* [Directive]: An exact copy of all the data is required, with pictures left out.

* [Items]:
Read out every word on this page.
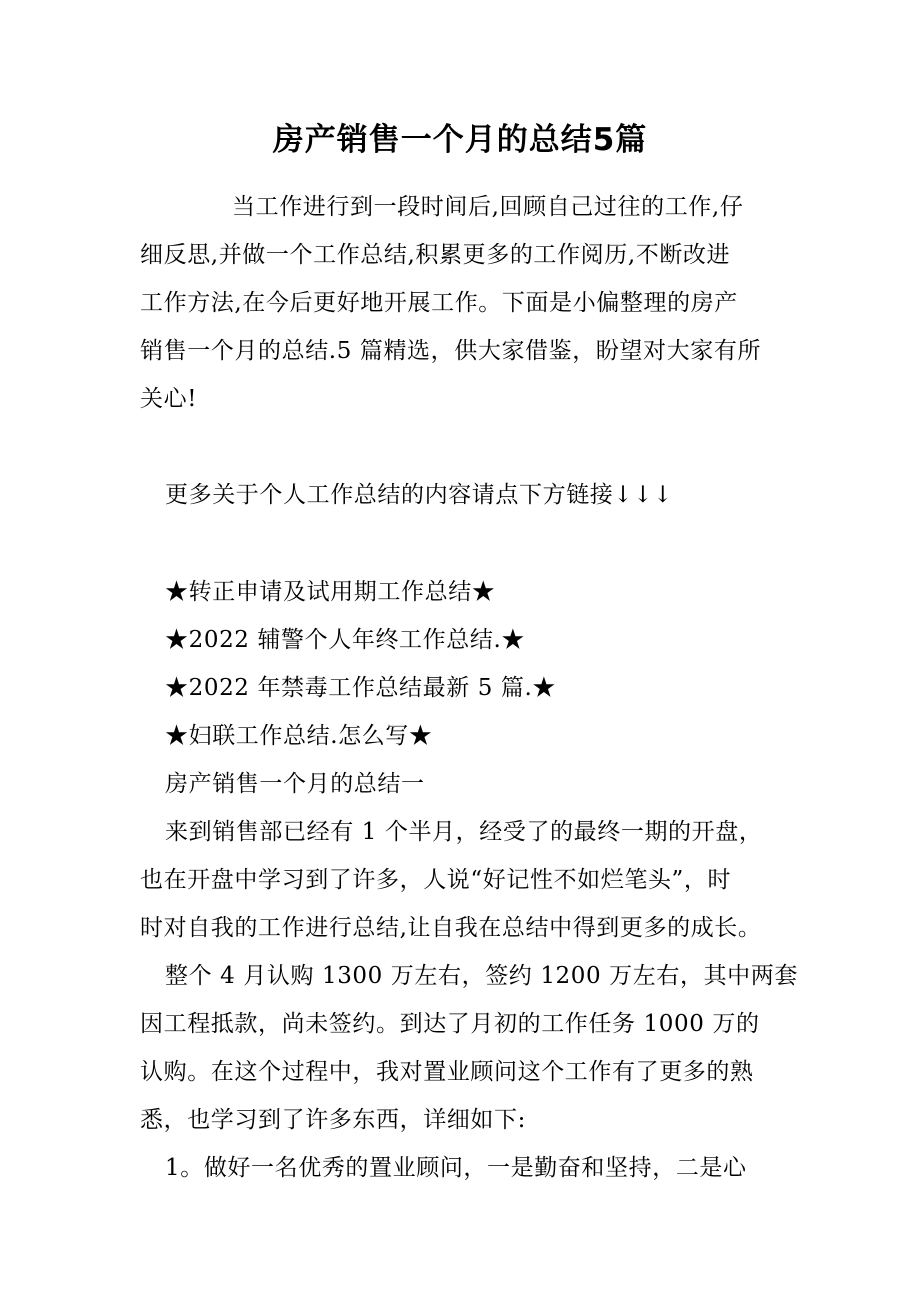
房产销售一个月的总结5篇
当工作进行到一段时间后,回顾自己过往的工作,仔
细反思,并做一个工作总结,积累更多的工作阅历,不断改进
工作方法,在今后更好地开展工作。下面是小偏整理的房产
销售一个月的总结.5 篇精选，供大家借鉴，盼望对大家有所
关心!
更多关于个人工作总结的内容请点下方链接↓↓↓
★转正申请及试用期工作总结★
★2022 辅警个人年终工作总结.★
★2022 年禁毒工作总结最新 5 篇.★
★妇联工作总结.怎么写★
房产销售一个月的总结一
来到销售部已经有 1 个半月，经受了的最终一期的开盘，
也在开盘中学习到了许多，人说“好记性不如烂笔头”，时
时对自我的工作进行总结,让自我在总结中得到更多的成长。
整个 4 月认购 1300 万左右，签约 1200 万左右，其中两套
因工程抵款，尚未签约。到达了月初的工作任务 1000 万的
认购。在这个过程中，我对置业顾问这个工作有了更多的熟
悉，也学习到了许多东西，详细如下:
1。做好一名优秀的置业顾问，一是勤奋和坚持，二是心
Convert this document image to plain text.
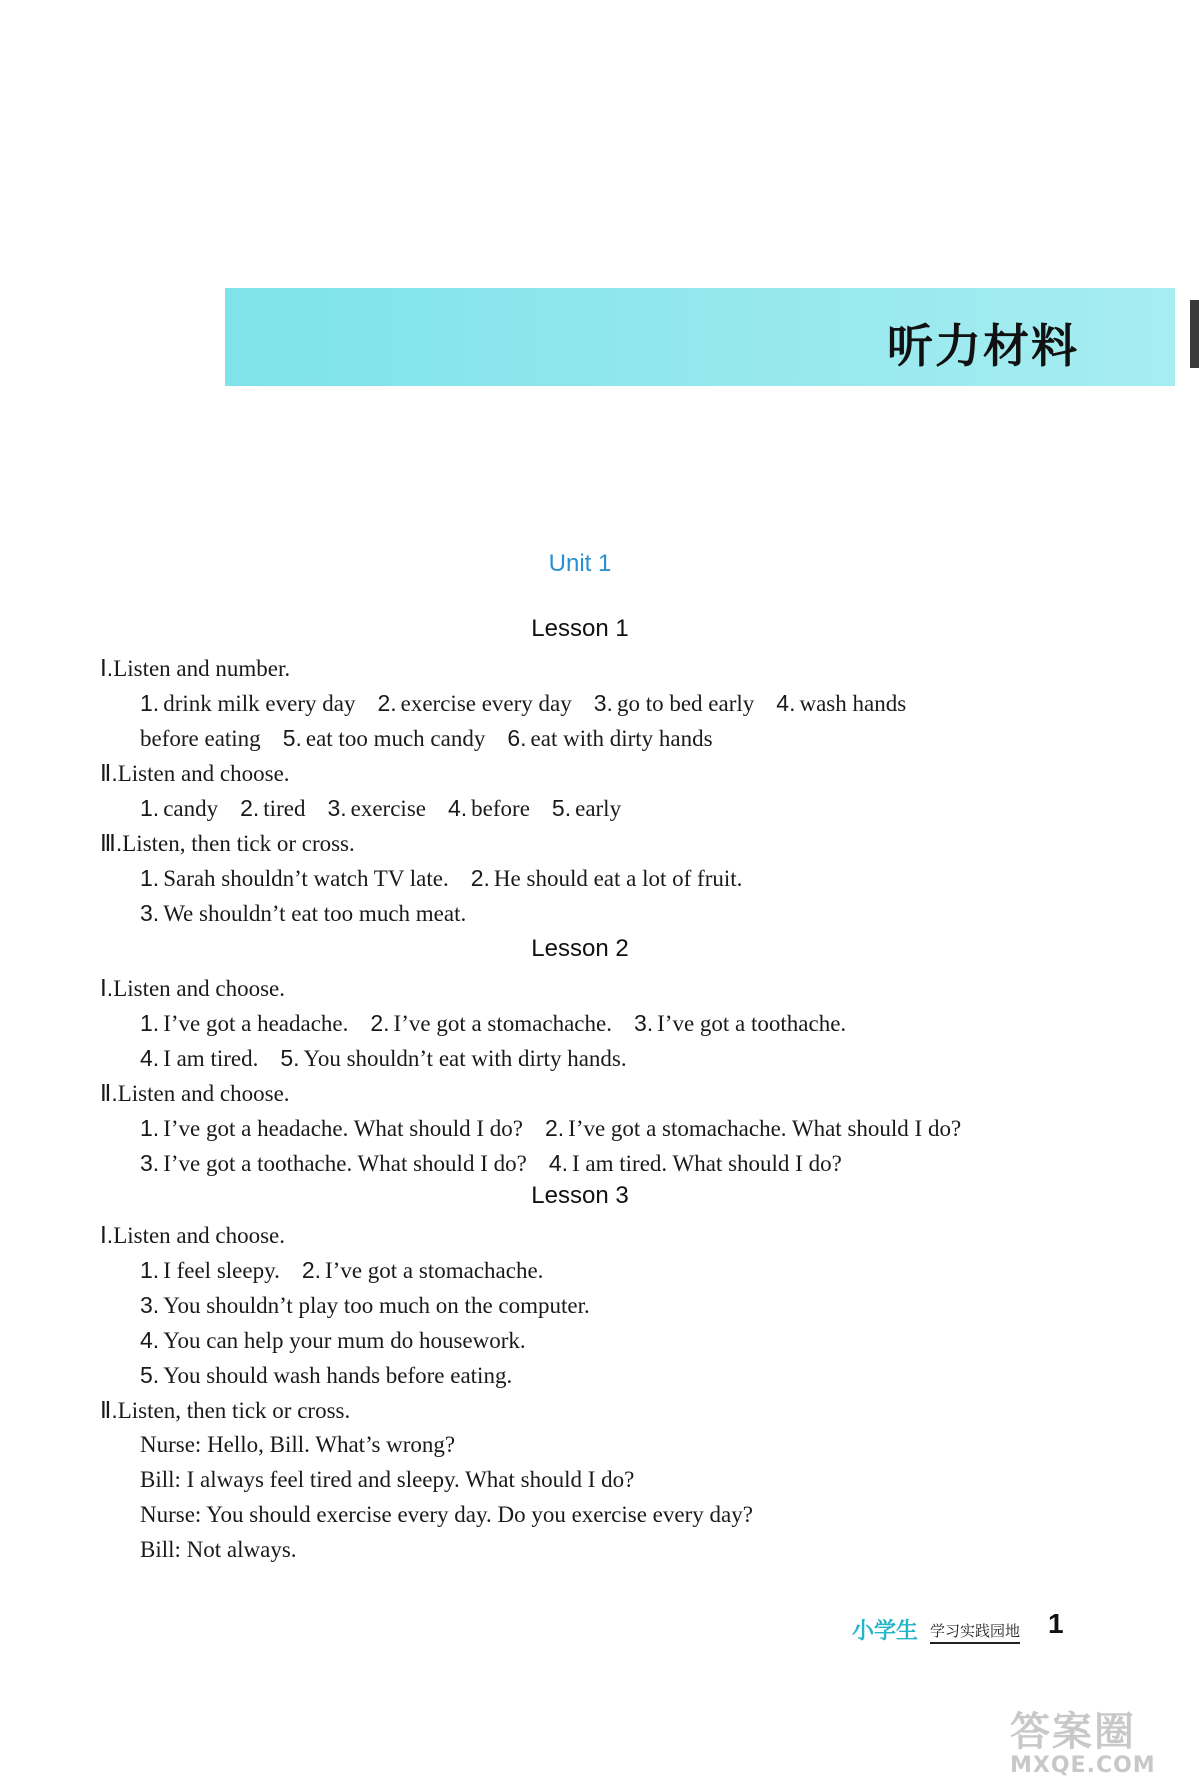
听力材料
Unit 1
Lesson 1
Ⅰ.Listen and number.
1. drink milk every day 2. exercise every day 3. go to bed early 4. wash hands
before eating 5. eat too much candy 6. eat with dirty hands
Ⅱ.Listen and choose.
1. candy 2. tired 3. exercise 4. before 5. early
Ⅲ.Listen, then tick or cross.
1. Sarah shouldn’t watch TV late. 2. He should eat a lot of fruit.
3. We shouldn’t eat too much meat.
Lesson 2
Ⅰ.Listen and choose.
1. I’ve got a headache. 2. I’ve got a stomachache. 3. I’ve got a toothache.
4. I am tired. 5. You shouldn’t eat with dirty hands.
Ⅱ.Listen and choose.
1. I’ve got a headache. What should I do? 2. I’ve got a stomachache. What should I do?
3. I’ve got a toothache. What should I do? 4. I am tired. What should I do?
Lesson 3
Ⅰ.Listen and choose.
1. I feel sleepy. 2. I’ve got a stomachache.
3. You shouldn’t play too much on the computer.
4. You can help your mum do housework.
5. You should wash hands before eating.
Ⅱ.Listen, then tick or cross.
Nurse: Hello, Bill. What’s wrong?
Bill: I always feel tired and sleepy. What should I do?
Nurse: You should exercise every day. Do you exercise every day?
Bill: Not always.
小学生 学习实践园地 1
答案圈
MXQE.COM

* [Written solution]:
Read out every word on this page.
房产销售一个月的总结5篇
当工作进行到一段时间后,回顾自己过往的工作,仔
细反思,并做一个工作总结,积累更多的工作阅历,不断改进
工作方法,在今后更好地开展工作。下面是小偏整理的房产
销售一个月的总结.5 篇精选，供大家借鉴，盼望对大家有所
关心!
更多关于个人工作总结的内容请点下方链接↓↓↓
★转正申请及试用期工作总结★
★2022 辅警个人年终工作总结.★
★2022 年禁毒工作总结最新 5 篇.★
★妇联工作总结.怎么写★
房产销售一个月的总结一
来到销售部已经有 1 个半月，经受了的最终一期的开盘，
也在开盘中学习到了许多，人说“好记性不如烂笔头”，时
时对自我的工作进行总结,让自我在总结中得到更多的成长。
整个 4 月认购 1300 万左右，签约 1200 万左右，其中两套
因工程抵款，尚未签约。到达了月初的工作任务 1000 万的
认购。在这个过程中，我对置业顾问这个工作有了更多的熟
悉，也学习到了许多东西，详细如下:
1。做好一名优秀的置业顾问，一是勤奋和坚持，二是心
Convert this document image to plain text.
听力材料
Unit 1
Lesson 1
Ⅰ.Listen and number.
1. drink milk every day 2. exercise every day 3. go to bed early 4. wash hands
before eating 5. eat too much candy 6. eat with dirty hands
Ⅱ.Listen and choose.
1. candy 2. tired 3. exercise 4. before 5. early
Ⅲ.Listen, then tick or cross.
1. Sarah shouldn’t watch TV late. 2. He should eat a lot of fruit.
3. We shouldn’t eat too much meat.
Lesson 2
Ⅰ.Listen and choose.
1. I’ve got a headache. 2. I’ve got a stomachache. 3. I’ve got a toothache.
4. I am tired. 5. You shouldn’t eat with dirty hands.
Ⅱ.Listen and choose.
1. I’ve got a headache. What should I do? 2. I’ve got a stomachache. What should I do?
3. I’ve got a toothache. What should I do? 4. I am tired. What should I do?
Lesson 3
Ⅰ.Listen and choose.
1. I feel sleepy. 2. I’ve got a stomachache.
3. You shouldn’t play too much on the computer.
4. You can help your mum do housework.
5. You should wash hands before eating.
Ⅱ.Listen, then tick or cross.
Nurse: Hello, Bill. What’s wrong?
Bill: I always feel tired and sleepy. What should I do?
Nurse: You should exercise every day. Do you exercise every day?
Bill: Not always.
小学生 学习实践园地 1
答案圈
MXQE.COM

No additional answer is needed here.